======== RECORD EXCERPTS ========

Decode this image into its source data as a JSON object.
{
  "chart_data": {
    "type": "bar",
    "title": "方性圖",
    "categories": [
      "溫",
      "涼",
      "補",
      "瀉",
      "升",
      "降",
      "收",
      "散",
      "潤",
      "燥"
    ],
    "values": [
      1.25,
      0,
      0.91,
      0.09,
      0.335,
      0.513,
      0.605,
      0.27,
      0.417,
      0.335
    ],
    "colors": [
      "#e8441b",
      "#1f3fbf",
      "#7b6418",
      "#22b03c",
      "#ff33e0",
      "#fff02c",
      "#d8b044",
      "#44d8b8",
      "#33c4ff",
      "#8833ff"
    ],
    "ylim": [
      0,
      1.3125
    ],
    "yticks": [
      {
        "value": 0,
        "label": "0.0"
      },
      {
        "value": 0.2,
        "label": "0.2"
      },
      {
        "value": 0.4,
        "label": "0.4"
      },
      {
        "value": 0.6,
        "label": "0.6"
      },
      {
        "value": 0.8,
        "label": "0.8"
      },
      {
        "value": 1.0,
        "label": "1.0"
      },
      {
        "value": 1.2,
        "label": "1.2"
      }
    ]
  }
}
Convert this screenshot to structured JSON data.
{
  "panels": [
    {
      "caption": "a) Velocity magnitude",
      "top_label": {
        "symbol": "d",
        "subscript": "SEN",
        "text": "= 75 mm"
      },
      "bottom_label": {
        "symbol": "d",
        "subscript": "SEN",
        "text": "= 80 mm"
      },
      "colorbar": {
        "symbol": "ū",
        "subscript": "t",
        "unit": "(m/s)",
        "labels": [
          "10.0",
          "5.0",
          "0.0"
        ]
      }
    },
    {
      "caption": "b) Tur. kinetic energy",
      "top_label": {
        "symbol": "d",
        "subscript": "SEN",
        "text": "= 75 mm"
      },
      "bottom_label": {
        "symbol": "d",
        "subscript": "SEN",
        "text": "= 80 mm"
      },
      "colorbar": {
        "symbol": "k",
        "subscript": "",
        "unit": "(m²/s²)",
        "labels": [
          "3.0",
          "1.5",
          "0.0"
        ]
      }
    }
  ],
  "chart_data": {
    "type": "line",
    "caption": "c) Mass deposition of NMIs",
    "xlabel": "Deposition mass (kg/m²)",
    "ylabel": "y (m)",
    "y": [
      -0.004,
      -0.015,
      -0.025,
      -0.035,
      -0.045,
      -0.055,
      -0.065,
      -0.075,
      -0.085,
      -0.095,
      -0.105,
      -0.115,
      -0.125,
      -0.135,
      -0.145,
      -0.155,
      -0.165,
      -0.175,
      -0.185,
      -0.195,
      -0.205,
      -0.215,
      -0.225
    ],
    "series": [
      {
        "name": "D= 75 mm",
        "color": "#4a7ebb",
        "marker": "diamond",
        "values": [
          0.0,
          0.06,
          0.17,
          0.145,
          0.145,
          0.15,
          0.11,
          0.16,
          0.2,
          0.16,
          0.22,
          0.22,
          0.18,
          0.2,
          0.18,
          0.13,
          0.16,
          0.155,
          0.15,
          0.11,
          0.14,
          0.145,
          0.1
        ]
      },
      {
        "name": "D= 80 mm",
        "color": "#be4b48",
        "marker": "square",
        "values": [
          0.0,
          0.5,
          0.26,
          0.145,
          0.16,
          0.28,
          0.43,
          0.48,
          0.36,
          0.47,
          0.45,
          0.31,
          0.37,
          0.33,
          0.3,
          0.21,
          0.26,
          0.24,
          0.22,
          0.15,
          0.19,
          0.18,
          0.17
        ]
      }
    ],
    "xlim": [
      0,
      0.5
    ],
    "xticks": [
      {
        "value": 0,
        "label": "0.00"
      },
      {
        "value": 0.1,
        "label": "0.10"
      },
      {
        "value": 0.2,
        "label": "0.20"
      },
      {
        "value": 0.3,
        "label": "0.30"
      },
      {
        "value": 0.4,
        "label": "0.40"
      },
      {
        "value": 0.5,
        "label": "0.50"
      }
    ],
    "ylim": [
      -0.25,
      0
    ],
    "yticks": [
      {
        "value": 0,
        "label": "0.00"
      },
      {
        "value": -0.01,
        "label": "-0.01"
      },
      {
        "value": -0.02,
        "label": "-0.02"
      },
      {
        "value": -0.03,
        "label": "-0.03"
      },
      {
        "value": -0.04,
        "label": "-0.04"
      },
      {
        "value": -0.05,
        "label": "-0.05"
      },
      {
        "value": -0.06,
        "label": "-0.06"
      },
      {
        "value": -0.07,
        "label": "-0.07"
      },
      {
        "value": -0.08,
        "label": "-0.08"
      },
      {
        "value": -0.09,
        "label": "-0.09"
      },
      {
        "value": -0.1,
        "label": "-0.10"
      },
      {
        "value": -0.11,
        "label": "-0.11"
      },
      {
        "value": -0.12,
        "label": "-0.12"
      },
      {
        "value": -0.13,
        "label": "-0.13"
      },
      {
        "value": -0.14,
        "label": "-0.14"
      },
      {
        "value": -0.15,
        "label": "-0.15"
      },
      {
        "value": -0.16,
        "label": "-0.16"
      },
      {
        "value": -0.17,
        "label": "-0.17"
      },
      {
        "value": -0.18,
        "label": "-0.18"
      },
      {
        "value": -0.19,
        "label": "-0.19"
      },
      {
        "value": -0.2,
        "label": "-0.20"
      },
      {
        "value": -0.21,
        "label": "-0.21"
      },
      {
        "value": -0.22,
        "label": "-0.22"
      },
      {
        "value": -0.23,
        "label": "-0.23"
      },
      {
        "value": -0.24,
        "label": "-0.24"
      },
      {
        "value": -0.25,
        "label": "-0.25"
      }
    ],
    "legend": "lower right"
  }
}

========

WHAT TO DO >> Look above for every line with the word "this" and copy it.

SOLUTION TO THE PROBLEM >>
Decode this image into its source data as a JSON object.
Convert this screenshot to structured JSON data.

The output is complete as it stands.